* begin Dataset rows *

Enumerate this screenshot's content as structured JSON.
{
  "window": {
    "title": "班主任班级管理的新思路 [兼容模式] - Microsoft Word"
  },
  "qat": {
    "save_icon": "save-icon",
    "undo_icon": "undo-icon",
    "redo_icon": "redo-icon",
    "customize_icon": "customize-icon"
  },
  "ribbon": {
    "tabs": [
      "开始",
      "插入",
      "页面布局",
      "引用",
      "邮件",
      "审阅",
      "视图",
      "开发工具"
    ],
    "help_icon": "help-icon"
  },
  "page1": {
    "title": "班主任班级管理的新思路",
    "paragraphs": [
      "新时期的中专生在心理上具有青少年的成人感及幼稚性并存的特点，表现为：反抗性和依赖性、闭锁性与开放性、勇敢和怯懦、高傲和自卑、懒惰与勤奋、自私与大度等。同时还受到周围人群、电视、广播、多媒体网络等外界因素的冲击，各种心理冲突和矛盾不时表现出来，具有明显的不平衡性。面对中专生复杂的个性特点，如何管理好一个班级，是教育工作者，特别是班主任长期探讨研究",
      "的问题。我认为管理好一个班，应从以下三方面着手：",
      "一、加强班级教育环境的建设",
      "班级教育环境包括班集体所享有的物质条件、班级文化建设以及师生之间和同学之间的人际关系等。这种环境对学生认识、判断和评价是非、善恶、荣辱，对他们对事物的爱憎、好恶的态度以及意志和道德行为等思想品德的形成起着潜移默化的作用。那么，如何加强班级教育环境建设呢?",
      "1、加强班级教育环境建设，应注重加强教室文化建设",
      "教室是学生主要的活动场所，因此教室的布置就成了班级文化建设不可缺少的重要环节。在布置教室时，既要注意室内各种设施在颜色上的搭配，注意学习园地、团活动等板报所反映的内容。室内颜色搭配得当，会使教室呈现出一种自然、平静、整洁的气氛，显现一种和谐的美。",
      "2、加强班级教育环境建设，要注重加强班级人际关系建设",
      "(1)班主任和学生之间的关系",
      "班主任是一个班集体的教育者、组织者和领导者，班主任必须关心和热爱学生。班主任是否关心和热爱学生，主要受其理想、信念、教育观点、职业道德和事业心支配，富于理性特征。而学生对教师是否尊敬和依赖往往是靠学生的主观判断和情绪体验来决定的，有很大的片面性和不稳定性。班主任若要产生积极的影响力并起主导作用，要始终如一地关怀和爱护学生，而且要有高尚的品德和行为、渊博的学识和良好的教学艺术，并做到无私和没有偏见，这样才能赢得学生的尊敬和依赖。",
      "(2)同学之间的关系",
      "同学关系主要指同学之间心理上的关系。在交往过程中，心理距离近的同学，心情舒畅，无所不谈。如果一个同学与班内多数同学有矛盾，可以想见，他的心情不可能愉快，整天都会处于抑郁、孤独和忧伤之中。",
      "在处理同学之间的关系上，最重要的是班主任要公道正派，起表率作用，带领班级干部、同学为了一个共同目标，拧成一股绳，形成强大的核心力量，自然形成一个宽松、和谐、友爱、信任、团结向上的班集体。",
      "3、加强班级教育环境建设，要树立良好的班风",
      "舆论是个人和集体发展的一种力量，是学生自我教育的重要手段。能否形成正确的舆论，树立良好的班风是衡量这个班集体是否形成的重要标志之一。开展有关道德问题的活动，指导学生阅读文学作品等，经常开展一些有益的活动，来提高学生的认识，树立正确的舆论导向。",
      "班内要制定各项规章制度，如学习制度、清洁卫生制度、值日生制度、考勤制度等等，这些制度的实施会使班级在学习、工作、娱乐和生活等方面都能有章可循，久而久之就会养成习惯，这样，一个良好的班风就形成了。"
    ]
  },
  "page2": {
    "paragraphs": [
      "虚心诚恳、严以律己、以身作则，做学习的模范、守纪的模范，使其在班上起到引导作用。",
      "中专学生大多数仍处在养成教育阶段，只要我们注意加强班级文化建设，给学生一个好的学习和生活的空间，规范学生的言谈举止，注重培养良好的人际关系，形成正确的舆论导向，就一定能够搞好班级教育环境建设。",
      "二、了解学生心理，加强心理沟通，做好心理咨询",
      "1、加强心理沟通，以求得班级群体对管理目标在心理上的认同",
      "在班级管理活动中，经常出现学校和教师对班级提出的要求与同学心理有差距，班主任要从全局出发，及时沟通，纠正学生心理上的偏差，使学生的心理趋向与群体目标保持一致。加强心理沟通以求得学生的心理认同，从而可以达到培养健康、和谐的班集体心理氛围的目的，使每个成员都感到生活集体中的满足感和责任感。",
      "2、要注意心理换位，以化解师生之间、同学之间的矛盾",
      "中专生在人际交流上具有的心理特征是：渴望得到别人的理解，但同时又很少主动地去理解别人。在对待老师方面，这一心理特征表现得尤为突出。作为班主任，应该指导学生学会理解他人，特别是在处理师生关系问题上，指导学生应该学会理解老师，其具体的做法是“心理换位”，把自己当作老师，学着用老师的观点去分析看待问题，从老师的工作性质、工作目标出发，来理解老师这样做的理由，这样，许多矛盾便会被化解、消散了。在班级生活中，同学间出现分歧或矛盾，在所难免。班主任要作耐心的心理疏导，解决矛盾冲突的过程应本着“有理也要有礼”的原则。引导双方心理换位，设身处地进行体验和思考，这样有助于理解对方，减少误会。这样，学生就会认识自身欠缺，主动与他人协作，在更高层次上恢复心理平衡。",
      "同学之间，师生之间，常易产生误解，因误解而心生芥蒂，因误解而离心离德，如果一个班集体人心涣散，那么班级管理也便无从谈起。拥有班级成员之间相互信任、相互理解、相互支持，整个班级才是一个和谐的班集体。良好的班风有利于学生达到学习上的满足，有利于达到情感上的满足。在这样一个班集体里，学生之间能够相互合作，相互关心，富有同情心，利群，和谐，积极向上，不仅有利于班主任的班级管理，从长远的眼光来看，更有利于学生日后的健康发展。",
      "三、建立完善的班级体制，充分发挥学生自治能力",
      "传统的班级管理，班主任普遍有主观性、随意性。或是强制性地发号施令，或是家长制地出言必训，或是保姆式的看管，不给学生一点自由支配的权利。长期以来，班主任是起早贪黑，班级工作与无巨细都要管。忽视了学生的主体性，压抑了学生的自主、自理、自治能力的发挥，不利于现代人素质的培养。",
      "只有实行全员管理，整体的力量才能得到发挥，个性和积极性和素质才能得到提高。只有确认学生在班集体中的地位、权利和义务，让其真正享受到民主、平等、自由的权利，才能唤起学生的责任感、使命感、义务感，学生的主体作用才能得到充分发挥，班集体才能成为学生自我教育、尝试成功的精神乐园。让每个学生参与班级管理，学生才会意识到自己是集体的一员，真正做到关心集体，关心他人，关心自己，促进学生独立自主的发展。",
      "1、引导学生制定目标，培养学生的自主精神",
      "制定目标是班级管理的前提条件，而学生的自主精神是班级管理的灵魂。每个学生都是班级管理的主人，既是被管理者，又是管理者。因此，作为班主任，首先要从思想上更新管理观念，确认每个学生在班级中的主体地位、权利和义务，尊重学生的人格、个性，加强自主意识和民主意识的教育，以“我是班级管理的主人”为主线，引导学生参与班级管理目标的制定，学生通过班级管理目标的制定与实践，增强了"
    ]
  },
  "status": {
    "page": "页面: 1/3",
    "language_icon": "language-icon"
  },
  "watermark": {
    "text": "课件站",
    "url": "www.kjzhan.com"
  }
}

* end Dataset rows *

Your instructions →
Select from the material above each line in which the string "作为班主任" appears, and list those lines.

Solution to the problem →
      "中专生在人际交流上具有的心理特征是：渴望得到别人的理解，但同时又很少主动地去理解别人。在对待老师方面，这一心理特征表现得尤为突出。作为班主任，应该指导学生学会理解他人，特别是在处理师生关系问题上，指导学生应该学会理解老师，其具体的做法是“心理换位”，把自己当作老师，学着用老师的观点去分析看待问题，从老师的工作性质、工作目标出发，来理解老师这样做的理由，这样，许多矛盾便会被化解、消散了。在班级生活中，同学间出现分歧或矛盾，在所难免。班主任要作耐心的心理疏导，解决矛盾冲突的过程应本着“有理也要有礼”的原则。引导双方心理换位，设身处地进行体验和思考，这样有助于理解对方，减少误会。这样，学生就会认识自身欠缺，主动与他人协作，在更高层次上恢复心理平衡。",
      "制定目标是班级管理的前提条件，而学生的自主精神是班级管理的灵魂。每个学生都是班级管理的主人，既是被管理者，又是管理者。因此，作为班主任，首先要从思想上更新管理观念，确认每个学生在班级中的主体地位、权利和义务，尊重学生的人格、个性，加强自主意识和民主意识的教育，以“我是班级管理的主人”为主线，引导学生参与班级管理目标的制定，学生通过班级管理目标的制定与实践，增强了"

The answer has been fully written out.